Saved entries
■ ■ ■ ■ ■
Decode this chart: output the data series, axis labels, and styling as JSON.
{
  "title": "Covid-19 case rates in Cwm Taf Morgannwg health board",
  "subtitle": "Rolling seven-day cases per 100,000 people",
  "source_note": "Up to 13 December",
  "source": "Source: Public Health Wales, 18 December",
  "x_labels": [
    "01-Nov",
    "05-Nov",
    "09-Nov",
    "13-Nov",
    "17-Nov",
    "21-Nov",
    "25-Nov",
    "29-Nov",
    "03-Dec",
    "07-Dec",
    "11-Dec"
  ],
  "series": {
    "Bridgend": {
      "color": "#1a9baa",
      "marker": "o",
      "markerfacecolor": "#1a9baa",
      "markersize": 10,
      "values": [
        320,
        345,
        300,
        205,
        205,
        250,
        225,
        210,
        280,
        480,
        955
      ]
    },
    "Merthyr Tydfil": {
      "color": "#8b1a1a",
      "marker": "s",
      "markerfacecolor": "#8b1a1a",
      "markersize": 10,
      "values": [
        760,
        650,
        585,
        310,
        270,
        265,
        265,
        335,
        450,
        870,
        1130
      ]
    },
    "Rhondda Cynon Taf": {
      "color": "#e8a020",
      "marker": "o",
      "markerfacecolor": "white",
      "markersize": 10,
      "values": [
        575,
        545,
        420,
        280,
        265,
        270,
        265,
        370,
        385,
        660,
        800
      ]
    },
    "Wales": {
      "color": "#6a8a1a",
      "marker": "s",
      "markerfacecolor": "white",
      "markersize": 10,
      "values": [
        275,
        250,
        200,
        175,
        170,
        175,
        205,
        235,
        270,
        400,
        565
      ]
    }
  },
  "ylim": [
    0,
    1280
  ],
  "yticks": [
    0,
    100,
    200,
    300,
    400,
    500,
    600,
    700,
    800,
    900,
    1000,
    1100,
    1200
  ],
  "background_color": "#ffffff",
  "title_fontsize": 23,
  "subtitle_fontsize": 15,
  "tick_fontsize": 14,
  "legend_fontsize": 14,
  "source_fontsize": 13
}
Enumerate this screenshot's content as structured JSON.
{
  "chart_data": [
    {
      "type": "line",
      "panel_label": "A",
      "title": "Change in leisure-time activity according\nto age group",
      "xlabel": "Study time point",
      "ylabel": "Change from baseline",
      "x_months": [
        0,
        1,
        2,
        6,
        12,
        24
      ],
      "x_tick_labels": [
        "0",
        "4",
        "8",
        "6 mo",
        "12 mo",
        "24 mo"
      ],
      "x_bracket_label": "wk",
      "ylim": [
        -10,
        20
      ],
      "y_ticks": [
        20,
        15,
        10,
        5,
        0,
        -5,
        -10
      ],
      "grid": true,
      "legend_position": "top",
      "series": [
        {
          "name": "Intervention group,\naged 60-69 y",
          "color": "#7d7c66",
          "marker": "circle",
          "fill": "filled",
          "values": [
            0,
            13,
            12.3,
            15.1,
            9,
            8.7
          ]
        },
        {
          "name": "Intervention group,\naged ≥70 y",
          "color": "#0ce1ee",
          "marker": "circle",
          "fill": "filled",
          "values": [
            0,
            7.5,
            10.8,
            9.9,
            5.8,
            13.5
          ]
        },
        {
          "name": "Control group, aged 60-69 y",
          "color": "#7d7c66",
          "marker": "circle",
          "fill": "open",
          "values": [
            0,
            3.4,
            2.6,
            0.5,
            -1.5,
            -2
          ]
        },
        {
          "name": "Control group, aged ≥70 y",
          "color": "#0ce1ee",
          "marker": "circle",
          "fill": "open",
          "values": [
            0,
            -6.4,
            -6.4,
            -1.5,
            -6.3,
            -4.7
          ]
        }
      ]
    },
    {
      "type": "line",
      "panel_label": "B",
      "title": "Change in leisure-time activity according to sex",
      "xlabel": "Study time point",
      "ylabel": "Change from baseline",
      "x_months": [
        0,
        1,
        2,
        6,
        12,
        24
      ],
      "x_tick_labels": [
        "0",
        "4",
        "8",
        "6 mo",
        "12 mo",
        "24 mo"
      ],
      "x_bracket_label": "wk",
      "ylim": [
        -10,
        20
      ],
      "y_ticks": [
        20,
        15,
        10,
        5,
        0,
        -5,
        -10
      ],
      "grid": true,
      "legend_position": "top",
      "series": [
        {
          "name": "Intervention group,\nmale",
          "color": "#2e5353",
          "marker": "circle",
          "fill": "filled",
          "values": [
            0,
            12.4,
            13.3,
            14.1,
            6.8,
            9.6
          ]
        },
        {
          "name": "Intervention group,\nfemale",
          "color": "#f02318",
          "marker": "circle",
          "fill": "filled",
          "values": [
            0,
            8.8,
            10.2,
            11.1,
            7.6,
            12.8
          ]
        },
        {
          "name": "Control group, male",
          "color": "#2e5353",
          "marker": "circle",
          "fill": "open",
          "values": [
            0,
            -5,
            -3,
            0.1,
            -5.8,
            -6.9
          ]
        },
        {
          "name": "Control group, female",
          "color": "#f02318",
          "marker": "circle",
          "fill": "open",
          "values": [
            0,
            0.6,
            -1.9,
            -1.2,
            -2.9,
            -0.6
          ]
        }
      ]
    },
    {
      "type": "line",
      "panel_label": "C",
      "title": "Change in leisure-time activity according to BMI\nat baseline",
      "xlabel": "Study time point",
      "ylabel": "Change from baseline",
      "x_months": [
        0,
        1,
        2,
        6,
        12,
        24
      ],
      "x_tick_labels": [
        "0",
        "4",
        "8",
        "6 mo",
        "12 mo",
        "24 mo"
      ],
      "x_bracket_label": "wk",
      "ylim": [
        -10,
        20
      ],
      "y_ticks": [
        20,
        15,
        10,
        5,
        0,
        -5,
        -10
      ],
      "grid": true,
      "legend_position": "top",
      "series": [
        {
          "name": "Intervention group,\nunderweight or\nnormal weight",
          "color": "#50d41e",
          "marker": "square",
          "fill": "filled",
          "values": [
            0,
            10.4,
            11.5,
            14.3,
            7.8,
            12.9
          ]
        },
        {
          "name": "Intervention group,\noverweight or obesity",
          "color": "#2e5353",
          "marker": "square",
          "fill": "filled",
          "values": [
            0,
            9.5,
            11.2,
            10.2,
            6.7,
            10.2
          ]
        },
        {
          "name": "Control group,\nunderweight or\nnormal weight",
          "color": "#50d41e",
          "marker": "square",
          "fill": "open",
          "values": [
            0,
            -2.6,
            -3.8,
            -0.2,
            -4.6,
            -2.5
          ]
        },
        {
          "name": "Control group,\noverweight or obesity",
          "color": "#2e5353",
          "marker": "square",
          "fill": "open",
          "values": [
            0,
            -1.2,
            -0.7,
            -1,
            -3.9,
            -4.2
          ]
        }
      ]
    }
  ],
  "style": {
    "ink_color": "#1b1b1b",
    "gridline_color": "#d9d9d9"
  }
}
■ ■ ■ ■ ■
What needs to be done >> Return each line with "activity".

Completed task >>
      "title": "Change in leisure-time activity according\nto age group",
      "title": "Change in leisure-time activity according to sex",
      "title": "Change in leisure-time activity according to BMI\nat baseline",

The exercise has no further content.